# DESCRIPTION OF THE TASK
Reproduce the stretch of data from its first line through the line containing "cell-model: F34 bbox=[94, 818, 266, 849]", with every line unchanged.

##### PROVIDED DATA #####

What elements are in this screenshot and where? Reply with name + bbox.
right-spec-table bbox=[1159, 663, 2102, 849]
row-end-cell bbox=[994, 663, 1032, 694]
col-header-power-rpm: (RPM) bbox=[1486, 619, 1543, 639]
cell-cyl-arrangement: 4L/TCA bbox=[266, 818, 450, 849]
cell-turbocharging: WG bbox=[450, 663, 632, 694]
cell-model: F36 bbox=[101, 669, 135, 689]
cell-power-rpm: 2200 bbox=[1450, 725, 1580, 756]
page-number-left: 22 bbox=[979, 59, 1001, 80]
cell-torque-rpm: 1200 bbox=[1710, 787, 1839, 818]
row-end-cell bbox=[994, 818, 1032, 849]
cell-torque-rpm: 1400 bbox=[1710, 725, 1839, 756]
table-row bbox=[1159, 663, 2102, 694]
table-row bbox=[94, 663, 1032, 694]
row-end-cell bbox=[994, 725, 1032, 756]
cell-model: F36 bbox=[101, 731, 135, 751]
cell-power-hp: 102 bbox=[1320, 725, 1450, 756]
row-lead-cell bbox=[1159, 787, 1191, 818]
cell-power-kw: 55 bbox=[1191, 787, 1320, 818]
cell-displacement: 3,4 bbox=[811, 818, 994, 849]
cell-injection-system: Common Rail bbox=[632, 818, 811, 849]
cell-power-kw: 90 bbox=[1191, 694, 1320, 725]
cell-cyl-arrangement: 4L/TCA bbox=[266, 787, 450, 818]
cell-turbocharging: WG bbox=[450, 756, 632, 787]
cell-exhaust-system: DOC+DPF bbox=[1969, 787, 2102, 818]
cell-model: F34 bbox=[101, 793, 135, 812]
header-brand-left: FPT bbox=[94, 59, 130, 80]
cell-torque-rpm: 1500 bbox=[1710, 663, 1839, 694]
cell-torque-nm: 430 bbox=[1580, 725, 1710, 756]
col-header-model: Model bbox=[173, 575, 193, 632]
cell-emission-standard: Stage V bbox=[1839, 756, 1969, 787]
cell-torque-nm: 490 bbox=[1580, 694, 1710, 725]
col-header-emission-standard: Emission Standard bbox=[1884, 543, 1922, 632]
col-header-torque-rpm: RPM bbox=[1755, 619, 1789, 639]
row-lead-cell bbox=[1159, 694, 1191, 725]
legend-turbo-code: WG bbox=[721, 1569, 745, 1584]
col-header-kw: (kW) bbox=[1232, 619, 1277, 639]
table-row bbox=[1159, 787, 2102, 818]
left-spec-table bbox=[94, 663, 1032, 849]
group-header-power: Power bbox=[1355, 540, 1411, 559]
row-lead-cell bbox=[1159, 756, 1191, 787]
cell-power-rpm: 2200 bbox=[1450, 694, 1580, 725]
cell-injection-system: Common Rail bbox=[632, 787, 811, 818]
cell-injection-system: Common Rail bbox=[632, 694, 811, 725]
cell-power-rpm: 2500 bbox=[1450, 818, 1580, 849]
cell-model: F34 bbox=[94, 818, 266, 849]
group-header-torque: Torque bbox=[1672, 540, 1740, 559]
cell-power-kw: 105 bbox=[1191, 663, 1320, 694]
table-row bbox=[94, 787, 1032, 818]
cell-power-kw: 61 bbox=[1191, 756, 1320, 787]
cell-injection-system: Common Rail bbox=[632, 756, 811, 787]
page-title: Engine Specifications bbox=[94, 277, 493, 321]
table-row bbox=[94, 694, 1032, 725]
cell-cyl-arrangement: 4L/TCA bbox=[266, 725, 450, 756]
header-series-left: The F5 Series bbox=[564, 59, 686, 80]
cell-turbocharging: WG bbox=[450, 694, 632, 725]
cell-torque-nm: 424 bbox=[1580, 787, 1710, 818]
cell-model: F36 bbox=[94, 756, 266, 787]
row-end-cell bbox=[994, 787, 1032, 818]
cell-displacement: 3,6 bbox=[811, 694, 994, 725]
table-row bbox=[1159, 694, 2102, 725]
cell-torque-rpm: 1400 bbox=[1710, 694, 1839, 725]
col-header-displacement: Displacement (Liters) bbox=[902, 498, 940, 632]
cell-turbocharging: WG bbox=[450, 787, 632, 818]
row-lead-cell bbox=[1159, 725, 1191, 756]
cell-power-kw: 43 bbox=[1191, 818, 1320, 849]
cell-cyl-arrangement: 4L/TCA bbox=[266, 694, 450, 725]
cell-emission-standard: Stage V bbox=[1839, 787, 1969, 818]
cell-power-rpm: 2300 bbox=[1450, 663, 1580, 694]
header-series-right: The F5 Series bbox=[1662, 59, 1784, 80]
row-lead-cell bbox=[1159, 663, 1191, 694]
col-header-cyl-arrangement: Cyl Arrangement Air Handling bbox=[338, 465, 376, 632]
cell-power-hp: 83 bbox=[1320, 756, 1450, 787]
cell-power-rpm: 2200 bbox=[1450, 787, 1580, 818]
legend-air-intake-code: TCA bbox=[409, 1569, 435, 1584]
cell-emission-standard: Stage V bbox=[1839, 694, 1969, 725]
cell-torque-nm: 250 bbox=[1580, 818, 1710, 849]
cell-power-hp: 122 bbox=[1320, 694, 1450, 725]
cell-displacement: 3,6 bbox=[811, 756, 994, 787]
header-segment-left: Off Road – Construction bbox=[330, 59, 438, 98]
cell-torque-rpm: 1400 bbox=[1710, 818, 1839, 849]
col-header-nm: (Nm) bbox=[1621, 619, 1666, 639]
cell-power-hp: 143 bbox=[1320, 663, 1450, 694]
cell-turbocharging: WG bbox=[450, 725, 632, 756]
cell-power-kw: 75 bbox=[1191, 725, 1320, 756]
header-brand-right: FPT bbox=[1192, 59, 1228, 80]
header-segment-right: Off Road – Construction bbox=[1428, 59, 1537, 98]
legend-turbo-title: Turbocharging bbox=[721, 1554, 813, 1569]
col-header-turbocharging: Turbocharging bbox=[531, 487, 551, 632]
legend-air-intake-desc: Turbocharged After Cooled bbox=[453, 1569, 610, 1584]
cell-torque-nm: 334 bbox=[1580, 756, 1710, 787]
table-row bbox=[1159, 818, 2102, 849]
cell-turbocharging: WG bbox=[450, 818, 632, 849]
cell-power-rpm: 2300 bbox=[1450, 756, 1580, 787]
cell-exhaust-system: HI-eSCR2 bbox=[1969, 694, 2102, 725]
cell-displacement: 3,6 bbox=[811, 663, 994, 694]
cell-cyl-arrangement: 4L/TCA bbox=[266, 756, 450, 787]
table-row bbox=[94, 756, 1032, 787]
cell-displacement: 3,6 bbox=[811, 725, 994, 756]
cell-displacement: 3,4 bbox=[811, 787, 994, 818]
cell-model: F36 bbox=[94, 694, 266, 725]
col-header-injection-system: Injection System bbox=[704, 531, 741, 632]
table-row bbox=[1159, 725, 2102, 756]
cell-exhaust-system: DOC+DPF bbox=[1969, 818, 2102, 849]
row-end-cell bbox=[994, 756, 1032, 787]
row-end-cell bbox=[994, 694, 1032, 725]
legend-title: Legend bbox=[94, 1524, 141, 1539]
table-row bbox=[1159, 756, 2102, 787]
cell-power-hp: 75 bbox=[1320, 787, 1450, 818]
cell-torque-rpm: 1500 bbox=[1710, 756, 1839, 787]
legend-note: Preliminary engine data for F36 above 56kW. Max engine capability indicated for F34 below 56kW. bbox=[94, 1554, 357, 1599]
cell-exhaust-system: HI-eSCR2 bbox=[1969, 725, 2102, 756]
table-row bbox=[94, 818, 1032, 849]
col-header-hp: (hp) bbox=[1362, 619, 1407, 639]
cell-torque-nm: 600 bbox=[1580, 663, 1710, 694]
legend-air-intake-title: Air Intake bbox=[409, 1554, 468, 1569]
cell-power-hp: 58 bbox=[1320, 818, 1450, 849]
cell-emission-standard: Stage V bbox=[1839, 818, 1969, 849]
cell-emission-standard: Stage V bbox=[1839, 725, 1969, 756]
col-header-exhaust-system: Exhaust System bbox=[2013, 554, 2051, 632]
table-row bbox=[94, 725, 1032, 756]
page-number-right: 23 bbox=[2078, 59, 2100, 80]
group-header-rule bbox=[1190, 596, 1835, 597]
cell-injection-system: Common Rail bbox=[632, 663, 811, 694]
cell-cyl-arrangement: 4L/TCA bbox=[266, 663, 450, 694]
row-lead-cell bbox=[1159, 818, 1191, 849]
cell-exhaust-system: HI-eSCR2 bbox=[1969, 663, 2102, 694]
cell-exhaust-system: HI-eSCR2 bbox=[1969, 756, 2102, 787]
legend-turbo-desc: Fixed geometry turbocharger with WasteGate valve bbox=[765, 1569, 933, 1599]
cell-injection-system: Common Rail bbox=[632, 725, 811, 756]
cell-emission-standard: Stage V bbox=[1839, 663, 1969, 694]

#####

# WRITTEN RESPONSE
What elements are in this screenshot and where? Reply with name + bbox.
right-spec-table bbox=[1159, 663, 2102, 849]
row-end-cell bbox=[994, 663, 1032, 694]
col-header-power-rpm: (RPM) bbox=[1486, 619, 1543, 639]
cell-cyl-arrangement: 4L/TCA bbox=[266, 818, 450, 849]
cell-turbocharging: WG bbox=[450, 663, 632, 694]
cell-model: F36 bbox=[101, 669, 135, 689]
cell-power-rpm: 2200 bbox=[1450, 725, 1580, 756]
page-number-left: 22 bbox=[979, 59, 1001, 80]
cell-torque-rpm: 1200 bbox=[1710, 787, 1839, 818]
row-end-cell bbox=[994, 818, 1032, 849]
cell-torque-rpm: 1400 bbox=[1710, 725, 1839, 756]
table-row bbox=[1159, 663, 2102, 694]
table-row bbox=[94, 663, 1032, 694]
row-end-cell bbox=[994, 725, 1032, 756]
cell-model: F36 bbox=[101, 731, 135, 751]
cell-power-hp: 102 bbox=[1320, 725, 1450, 756]
row-lead-cell bbox=[1159, 787, 1191, 818]
cell-power-kw: 55 bbox=[1191, 787, 1320, 818]
cell-displacement: 3,4 bbox=[811, 818, 994, 849]
cell-injection-system: Common Rail bbox=[632, 818, 811, 849]
cell-power-kw: 90 bbox=[1191, 694, 1320, 725]
cell-cyl-arrangement: 4L/TCA bbox=[266, 787, 450, 818]
cell-turbocharging: WG bbox=[450, 756, 632, 787]
cell-exhaust-system: DOC+DPF bbox=[1969, 787, 2102, 818]
cell-model: F34 bbox=[101, 793, 135, 812]
header-brand-left: FPT bbox=[94, 59, 130, 80]
cell-torque-rpm: 1500 bbox=[1710, 663, 1839, 694]
cell-torque-nm: 430 bbox=[1580, 725, 1710, 756]
col-header-model: Model bbox=[173, 575, 193, 632]
cell-emission-standard: Stage V bbox=[1839, 756, 1969, 787]
cell-torque-nm: 490 bbox=[1580, 694, 1710, 725]
col-header-emission-standard: Emission Standard bbox=[1884, 543, 1922, 632]
col-header-torque-rpm: RPM bbox=[1755, 619, 1789, 639]
row-lead-cell bbox=[1159, 694, 1191, 725]
legend-turbo-code: WG bbox=[721, 1569, 745, 1584]
col-header-kw: (kW) bbox=[1232, 619, 1277, 639]
table-row bbox=[1159, 787, 2102, 818]
left-spec-table bbox=[94, 663, 1032, 849]
group-header-power: Power bbox=[1355, 540, 1411, 559]
row-lead-cell bbox=[1159, 756, 1191, 787]
cell-power-rpm: 2200 bbox=[1450, 694, 1580, 725]
cell-injection-system: Common Rail bbox=[632, 787, 811, 818]
cell-injection-system: Common Rail bbox=[632, 694, 811, 725]
cell-power-rpm: 2500 bbox=[1450, 818, 1580, 849]
cell-model: F34 bbox=[94, 818, 266, 849]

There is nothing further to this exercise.